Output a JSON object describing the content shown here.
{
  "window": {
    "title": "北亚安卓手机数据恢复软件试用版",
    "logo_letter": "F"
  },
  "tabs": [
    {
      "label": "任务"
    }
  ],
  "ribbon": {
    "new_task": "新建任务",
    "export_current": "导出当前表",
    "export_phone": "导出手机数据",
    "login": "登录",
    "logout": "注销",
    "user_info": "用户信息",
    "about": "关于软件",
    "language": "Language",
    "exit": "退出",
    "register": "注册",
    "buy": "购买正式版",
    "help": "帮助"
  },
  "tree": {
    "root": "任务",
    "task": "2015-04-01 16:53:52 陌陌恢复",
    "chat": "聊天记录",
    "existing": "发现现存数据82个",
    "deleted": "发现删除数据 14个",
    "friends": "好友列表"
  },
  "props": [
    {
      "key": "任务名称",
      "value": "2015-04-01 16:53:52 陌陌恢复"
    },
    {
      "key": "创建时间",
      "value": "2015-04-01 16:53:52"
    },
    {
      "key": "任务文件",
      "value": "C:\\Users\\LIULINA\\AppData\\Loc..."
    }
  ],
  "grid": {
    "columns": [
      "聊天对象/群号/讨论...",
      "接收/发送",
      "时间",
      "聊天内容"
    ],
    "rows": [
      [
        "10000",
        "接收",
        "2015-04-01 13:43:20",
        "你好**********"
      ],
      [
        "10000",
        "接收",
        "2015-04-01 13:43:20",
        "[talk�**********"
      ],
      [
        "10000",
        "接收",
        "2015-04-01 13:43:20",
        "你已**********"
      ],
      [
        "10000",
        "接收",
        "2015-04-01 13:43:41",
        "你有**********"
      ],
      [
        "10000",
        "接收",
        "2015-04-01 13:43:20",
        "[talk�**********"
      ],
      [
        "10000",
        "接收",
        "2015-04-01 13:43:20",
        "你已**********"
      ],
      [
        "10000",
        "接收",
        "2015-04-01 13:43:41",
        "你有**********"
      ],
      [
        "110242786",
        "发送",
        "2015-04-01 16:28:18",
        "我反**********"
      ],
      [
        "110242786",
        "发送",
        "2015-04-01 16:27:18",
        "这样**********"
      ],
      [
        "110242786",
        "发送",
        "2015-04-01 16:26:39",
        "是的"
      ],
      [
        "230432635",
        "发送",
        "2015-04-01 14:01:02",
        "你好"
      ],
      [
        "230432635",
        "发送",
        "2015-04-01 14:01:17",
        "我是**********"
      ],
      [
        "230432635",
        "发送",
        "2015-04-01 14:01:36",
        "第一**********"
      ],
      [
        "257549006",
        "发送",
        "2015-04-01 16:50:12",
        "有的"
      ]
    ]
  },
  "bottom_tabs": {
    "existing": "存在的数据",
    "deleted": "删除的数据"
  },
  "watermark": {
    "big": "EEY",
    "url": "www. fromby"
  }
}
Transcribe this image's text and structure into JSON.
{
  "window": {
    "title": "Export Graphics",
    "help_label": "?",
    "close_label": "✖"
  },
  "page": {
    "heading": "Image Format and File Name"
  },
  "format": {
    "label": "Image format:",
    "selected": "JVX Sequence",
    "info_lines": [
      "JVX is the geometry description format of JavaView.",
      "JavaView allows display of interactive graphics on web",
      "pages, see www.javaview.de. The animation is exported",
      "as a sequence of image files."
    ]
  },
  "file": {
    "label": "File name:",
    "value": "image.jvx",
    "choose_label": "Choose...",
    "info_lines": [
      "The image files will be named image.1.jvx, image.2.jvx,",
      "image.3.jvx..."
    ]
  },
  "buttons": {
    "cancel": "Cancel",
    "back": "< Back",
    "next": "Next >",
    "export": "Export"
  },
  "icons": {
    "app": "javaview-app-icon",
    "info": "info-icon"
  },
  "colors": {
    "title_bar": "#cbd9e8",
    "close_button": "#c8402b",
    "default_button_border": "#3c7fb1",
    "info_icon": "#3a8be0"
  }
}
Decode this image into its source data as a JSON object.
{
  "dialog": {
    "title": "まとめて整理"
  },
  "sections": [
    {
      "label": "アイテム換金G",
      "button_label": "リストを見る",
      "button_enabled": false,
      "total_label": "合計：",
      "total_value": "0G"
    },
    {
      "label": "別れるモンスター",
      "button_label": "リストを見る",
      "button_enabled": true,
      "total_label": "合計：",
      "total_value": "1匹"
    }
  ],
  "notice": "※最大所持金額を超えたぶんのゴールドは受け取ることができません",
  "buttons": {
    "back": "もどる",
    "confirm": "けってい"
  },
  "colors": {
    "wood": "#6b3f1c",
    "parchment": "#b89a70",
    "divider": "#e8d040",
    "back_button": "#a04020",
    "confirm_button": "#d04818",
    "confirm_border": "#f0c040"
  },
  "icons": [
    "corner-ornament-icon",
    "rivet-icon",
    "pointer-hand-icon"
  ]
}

************

Reproduce the material precisely, including every line.

### Task solution
Output a JSON object describing the content shown here.
{
  "window": {
    "title": "北亚安卓手机数据恢复软件试用版",
    "logo_letter": "F"
  },
  "tabs": [
    {
      "label": "任务"
    }
  ],
  "ribbon": {
    "new_task": "新建任务",
    "export_current": "导出当前表",
    "export_phone": "导出手机数据",
    "login": "登录",
    "logout": "注销",
    "user_info": "用户信息",
    "about": "关于软件",
    "language": "Language",
    "exit": "退出",
    "register": "注册",
    "buy": "购买正式版",
    "help": "帮助"
  },
  "tree": {
    "root": "任务",
    "task": "2015-04-01 16:53:52 陌陌恢复",
    "chat": "聊天记录",
    "existing": "发现现存数据82个",
    "deleted": "发现删除数据 14个",
    "friends": "好友列表"
  },
  "props": [
    {
      "key": "任务名称",
      "value": "2015-04-01 16:53:52 陌陌恢复"
    },
    {
      "key": "创建时间",
      "value": "2015-04-01 16:53:52"
    },
    {
      "key": "任务文件",
      "value": "C:\\Users\\LIULINA\\AppData\\Loc..."
    }
  ],
  "grid": {
    "columns": [
      "聊天对象/群号/讨论...",
      "接收/发送",
      "时间",
      "聊天内容"
    ],
    "rows": [
      [
        "10000",
        "接收",
        "2015-04-01 13:43:20",
        "你好**********"
      ],
      [
        "10000",
        "接收",
        "2015-04-01 13:43:20",
        "[talk�**********"
      ],
      [
        "10000",
        "接收",
        "2015-04-01 13:43:20",
        "你已**********"
      ],
      [
        "10000",
        "接收",
        "2015-04-01 13:43:41",
        "你有**********"
      ],
      [
        "10000",
        "接收",
        "2015-04-01 13:43:20",
        "[talk�**********"
      ],
      [
        "10000",
        "接收",
        "2015-04-01 13:43:20",
        "你已**********"
      ],
      [
        "10000",
        "接收",
        "2015-04-01 13:43:41",
        "你有**********"
      ],
      [
        "110242786",
        "发送",
        "2015-04-01 16:28:18",
        "我反**********"
      ],
      [
        "110242786",
        "发送",
        "2015-04-01 16:27:18",
        "这样**********"
      ],
      [
        "110242786",
        "发送",
        "2015-04-01 16:26:39",
        "是的"
      ],
      [
        "230432635",
        "发送",
        "2015-04-01 14:01:02",
        "你好"
      ],
      [
        "230432635",
        "发送",
        "2015-04-01 14:01:17",
        "我是**********"
      ],
      [
        "230432635",
        "发送",
        "2015-04-01 14:01:36",
        "第一**********"
      ],
      [
        "257549006",
        "发送",
        "2015-04-01 16:50:12",
        "有的"
      ]
    ]
  },
  "bottom_tabs": {
    "existing": "存在的数据",
    "deleted": "删除的数据"
  },
  "watermark": {
    "big": "EEY",
    "url": "www. fromby"
  }
}
Transcribe this image's text and structure into JSON.
{
  "window": {
    "title": "Export Graphics",
    "help_label": "?",
    "close_label": "✖"
  },
  "page": {
    "heading": "Image Format and File Name"
  },
  "format": {
    "label": "Image format:",
    "selected": "JVX Sequence",
    "info_lines": [
      "JVX is the geometry description format of JavaView.",
      "JavaView allows display of interactive graphics on web",
      "pages, see www.javaview.de. The animation is exported",
      "as a sequence of image files."
    ]
  },
  "file": {
    "label": "File name:",
    "value": "image.jvx",
    "choose_label": "Choose...",
    "info_lines": [
      "The image files will be named image.1.jvx, image.2.jvx,",
      "image.3.jvx..."
    ]
  },
  "buttons": {
    "cancel": "Cancel",
    "back": "< Back",
    "next": "Next >",
    "export": "Export"
  },
  "icons": {
    "app": "javaview-app-icon",
    "info": "info-icon"
  },
  "colors": {
    "title_bar": "#cbd9e8",
    "close_button": "#c8402b",
    "default_button_border": "#3c7fb1",
    "info_icon": "#3a8be0"
  }
}
Decode this image into its source data as a JSON object.
{
  "dialog": {
    "title": "まとめて整理"
  },
  "sections": [
    {
      "label": "アイテム換金G",
      "button_label": "リストを見る",
      "button_enabled": false,
      "total_label": "合計：",
      "total_value": "0G"
    },
    {
      "label": "別れるモンスター",
      "button_label": "リストを見る",
      "button_enabled": true,
      "total_label": "合計：",
      "total_value": "1匹"
    }
  ],
  "notice": "※最大所持金額を超えたぶんのゴールドは受け取ることができません",
  "buttons": {
    "back": "もどる",
    "confirm": "けってい"
  },
  "colors": {
    "wood": "#6b3f1c",
    "parchment": "#b89a70",
    "divider": "#e8d040",
    "back_button": "#a04020",
    "confirm_button": "#d04818",
    "confirm_border": "#f0c040"
  },
  "icons": [
    "corner-ornament-icon",
    "rivet-icon",
    "pointer-hand-icon"
  ]
}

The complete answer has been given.